Print the listing below line for line, without changing a single character.

__Entries shown__
----------------------------------------

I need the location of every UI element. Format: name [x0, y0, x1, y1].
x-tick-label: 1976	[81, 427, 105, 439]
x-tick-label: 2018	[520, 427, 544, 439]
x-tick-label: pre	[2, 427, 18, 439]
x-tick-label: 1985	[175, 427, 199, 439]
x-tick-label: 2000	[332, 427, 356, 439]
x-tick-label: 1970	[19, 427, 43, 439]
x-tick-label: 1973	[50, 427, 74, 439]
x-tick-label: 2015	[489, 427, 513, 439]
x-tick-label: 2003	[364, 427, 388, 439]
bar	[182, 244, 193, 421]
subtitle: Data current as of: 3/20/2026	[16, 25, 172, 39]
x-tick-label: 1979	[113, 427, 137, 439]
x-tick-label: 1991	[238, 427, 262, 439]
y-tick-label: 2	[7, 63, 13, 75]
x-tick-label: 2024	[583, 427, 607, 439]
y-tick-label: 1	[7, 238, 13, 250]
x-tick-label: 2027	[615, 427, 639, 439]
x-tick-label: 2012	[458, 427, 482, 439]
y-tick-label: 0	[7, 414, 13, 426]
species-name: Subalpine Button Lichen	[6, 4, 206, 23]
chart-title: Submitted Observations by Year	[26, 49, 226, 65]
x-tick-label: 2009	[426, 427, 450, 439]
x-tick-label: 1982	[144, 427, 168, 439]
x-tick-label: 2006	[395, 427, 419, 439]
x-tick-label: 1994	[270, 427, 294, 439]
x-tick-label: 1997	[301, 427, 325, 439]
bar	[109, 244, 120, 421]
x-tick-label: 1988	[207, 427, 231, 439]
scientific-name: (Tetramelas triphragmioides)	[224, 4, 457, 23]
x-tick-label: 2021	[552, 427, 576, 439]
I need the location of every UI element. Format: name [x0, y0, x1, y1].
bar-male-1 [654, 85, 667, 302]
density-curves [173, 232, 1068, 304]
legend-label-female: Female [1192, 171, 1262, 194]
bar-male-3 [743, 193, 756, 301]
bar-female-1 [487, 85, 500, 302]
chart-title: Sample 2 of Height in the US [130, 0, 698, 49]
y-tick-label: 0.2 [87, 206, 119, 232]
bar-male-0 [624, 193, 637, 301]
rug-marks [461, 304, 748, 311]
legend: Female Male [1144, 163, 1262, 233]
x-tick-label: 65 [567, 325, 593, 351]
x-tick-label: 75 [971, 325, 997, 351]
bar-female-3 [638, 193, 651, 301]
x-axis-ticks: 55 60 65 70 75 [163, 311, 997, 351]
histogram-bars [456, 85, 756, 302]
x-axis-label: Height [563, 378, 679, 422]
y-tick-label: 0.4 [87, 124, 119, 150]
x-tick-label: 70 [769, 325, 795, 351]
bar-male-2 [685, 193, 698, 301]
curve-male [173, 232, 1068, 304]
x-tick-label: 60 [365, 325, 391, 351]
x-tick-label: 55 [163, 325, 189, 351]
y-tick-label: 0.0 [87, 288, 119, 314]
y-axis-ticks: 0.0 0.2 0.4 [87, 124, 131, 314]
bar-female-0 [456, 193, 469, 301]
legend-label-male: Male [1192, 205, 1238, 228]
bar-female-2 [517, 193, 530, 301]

----------------------------------------

__Exercise solution__
I need the location of every UI element. Format: name [x0, y0, x1, y1].
x-tick-label: 1976	[81, 427, 105, 439]
x-tick-label: 2018	[520, 427, 544, 439]
x-tick-label: pre	[2, 427, 18, 439]
x-tick-label: 1985	[175, 427, 199, 439]
x-tick-label: 2000	[332, 427, 356, 439]
x-tick-label: 1970	[19, 427, 43, 439]
x-tick-label: 1973	[50, 427, 74, 439]
x-tick-label: 2015	[489, 427, 513, 439]
x-tick-label: 2003	[364, 427, 388, 439]
bar	[182, 244, 193, 421]
subtitle: Data current as of: 3/20/2026	[16, 25, 172, 39]
x-tick-label: 1979	[113, 427, 137, 439]
x-tick-label: 1991	[238, 427, 262, 439]
y-tick-label: 2	[7, 63, 13, 75]
x-tick-label: 2024	[583, 427, 607, 439]
y-tick-label: 1	[7, 238, 13, 250]
x-tick-label: 2027	[615, 427, 639, 439]
x-tick-label: 2012	[458, 427, 482, 439]
y-tick-label: 0	[7, 414, 13, 426]
species-name: Subalpine Button Lichen	[6, 4, 206, 23]
chart-title: Submitted Observations by Year	[26, 49, 226, 65]
x-tick-label: 2009	[426, 427, 450, 439]
x-tick-label: 1982	[144, 427, 168, 439]
x-tick-label: 2006	[395, 427, 419, 439]
x-tick-label: 1994	[270, 427, 294, 439]
x-tick-label: 1997	[301, 427, 325, 439]
bar	[109, 244, 120, 421]
x-tick-label: 1988	[207, 427, 231, 439]
scientific-name: (Tetramelas triphragmioides)	[224, 4, 457, 23]
x-tick-label: 2021	[552, 427, 576, 439]
I need the location of every UI element. Format: name [x0, y0, x1, y1].
bar-male-1 [654, 85, 667, 302]
density-curves [173, 232, 1068, 304]
legend-label-female: Female [1192, 171, 1262, 194]
bar-male-3 [743, 193, 756, 301]
bar-female-1 [487, 85, 500, 302]
chart-title: Sample 2 of Height in the US [130, 0, 698, 49]
y-tick-label: 0.2 [87, 206, 119, 232]
bar-male-0 [624, 193, 637, 301]
rug-marks [461, 304, 748, 311]
legend: Female Male [1144, 163, 1262, 233]
x-tick-label: 65 [567, 325, 593, 351]
x-tick-label: 75 [971, 325, 997, 351]
bar-female-3 [638, 193, 651, 301]
x-axis-ticks: 55 60 65 70 75 [163, 311, 997, 351]
histogram-bars [456, 85, 756, 302]
x-axis-label: Height [563, 378, 679, 422]
y-tick-label: 0.4 [87, 124, 119, 150]
x-tick-label: 70 [769, 325, 795, 351]
bar-male-2 [685, 193, 698, 301]
curve-male [173, 232, 1068, 304]
x-tick-label: 60 [365, 325, 391, 351]
x-tick-label: 55 [163, 325, 189, 351]
y-tick-label: 0.0 [87, 288, 119, 314]
y-axis-ticks: 0.0 0.2 0.4 [87, 124, 131, 314]
bar-female-0 [456, 193, 469, 301]
legend-label-male: Male [1192, 205, 1238, 228]
bar-female-2 [517, 193, 530, 301]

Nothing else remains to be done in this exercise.